■ Given exercise
Everything in the listing should be restated word for word.

[Items from a data source]

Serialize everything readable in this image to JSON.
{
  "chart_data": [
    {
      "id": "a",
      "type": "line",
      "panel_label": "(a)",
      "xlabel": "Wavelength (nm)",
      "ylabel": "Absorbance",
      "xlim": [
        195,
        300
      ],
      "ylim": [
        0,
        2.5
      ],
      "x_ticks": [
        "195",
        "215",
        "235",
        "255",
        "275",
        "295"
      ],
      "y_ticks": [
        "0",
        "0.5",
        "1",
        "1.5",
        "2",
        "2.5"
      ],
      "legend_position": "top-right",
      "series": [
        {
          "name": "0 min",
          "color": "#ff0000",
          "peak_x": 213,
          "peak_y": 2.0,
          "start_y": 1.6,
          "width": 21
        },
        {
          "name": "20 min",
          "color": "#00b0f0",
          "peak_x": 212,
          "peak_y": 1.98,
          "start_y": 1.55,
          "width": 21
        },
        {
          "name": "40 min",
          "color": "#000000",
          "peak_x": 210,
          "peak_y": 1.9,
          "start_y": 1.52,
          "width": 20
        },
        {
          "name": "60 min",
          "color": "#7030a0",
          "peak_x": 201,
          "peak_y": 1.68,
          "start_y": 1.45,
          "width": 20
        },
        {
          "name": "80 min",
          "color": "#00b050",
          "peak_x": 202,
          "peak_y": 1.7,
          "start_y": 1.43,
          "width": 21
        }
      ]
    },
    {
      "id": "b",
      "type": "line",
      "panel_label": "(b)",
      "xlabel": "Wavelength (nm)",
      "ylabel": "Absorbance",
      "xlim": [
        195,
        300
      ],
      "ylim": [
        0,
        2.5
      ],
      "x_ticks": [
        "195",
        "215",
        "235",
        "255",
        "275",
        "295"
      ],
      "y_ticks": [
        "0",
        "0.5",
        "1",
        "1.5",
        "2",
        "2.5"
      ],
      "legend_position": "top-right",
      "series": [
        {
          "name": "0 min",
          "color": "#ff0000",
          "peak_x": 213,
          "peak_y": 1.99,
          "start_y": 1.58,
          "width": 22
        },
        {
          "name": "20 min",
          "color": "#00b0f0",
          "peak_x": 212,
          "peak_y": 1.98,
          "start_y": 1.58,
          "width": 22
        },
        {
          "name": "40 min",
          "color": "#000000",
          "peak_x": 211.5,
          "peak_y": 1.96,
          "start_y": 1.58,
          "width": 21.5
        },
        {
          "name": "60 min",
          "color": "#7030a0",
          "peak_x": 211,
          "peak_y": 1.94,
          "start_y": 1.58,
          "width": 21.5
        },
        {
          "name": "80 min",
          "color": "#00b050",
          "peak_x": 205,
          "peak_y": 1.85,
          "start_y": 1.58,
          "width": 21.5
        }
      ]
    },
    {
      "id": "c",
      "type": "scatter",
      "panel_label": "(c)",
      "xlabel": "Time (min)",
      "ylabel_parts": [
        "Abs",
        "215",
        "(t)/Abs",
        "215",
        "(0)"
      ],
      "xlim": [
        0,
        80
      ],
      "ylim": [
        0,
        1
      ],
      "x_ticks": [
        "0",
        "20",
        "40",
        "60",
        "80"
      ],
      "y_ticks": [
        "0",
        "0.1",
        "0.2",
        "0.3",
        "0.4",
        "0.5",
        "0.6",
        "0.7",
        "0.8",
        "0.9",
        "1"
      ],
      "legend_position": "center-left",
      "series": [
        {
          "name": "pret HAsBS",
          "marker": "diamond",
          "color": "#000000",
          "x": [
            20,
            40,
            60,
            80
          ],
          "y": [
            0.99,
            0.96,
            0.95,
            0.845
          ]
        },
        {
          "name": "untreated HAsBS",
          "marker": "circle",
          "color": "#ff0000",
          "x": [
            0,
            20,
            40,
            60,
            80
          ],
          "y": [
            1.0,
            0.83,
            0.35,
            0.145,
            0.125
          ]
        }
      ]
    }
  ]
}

■ Exercise answer
Serialize everything readable in this image to JSON.
{
  "chart_data": [
    {
      "id": "a",
      "type": "line",
      "panel_label": "(a)",
      "xlabel": "Wavelength (nm)",
      "ylabel": "Absorbance",
      "xlim": [
        195,
        300
      ],
      "ylim": [
        0,
        2.5
      ],
      "x_ticks": [
        "195",
        "215",
        "235",
        "255",
        "275",
        "295"
      ],
      "y_ticks": [
        "0",
        "0.5",
        "1",
        "1.5",
        "2",
        "2.5"
      ],
      "legend_position": "top-right",
      "series": [
        {
          "name": "0 min",
          "color": "#ff0000",
          "peak_x": 213,
          "peak_y": 2.0,
          "start_y": 1.6,
          "width": 21
        },
        {
          "name": "20 min",
          "color": "#00b0f0",
          "peak_x": 212,
          "peak_y": 1.98,
          "start_y": 1.55,
          "width": 21
        },
        {
          "name": "40 min",
          "color": "#000000",
          "peak_x": 210,
          "peak_y": 1.9,
          "start_y": 1.52,
          "width": 20
        },
        {
          "name": "60 min",
          "color": "#7030a0",
          "peak_x": 201,
          "peak_y": 1.68,
          "start_y": 1.45,
          "width": 20
        },
        {
          "name": "80 min",
          "color": "#00b050",
          "peak_x": 202,
          "peak_y": 1.7,
          "start_y": 1.43,
          "width": 21
        }
      ]
    },
    {
      "id": "b",
      "type": "line",
      "panel_label": "(b)",
      "xlabel": "Wavelength (nm)",
      "ylabel": "Absorbance",
      "xlim": [
        195,
        300
      ],
      "ylim": [
        0,
        2.5
      ],
      "x_ticks": [
        "195",
        "215",
        "235",
        "255",
        "275",
        "295"
      ],
      "y_ticks": [
        "0",
        "0.5",
        "1",
        "1.5",
        "2",
        "2.5"
      ],
      "legend_position": "top-right",
      "series": [
        {
          "name": "0 min",
          "color": "#ff0000",
          "peak_x": 213,
          "peak_y": 1.99,
          "start_y": 1.58,
          "width": 22
        },
        {
          "name": "20 min",
          "color": "#00b0f0",
          "peak_x": 212,
          "peak_y": 1.98,
          "start_y": 1.58,
          "width": 22
        },
        {
          "name": "40 min",
          "color": "#000000",
          "peak_x": 211.5,
          "peak_y": 1.96,
          "start_y": 1.58,
          "width": 21.5
        },
        {
          "name": "60 min",
          "color": "#7030a0",
          "peak_x": 211,
          "peak_y": 1.94,
          "start_y": 1.58,
          "width": 21.5
        },
        {
          "name": "80 min",
          "color": "#00b050",
          "peak_x": 205,
          "peak_y": 1.85,
          "start_y": 1.58,
          "width": 21.5
        }
      ]
    },
    {
      "id": "c",
      "type": "scatter",
      "panel_label": "(c)",
      "xlabel": "Time (min)",
      "ylabel_parts": [
        "Abs",
        "215",
        "(t)/Abs",
        "215",
        "(0)"
      ],
      "xlim": [
        0,
        80
      ],
      "ylim": [
        0,
        1
      ],
      "x_ticks": [
        "0",
        "20",
        "40",
        "60",
        "80"
      ],
      "y_ticks": [
        "0",
        "0.1",
        "0.2",
        "0.3",
        "0.4",
        "0.5",
        "0.6",
        "0.7",
        "0.8",
        "0.9",
        "1"
      ],
      "legend_position": "center-left",
      "series": [
        {
          "name": "pret HAsBS",
          "marker": "diamond",
          "color": "#000000",
          "x": [
            20,
            40,
            60,
            80
          ],
          "y": [
            0.99,
            0.96,
            0.95,
            0.845
          ]
        },
        {
          "name": "untreated HAsBS",
          "marker": "circle",
          "color": "#ff0000",
          "x": [
            0,
            20,
            40,
            60,
            80
          ],
          "y": [
            1.0,
            0.83,
            0.35,
            0.145,
            0.125
          ]
        }
      ]
    }
  ]
}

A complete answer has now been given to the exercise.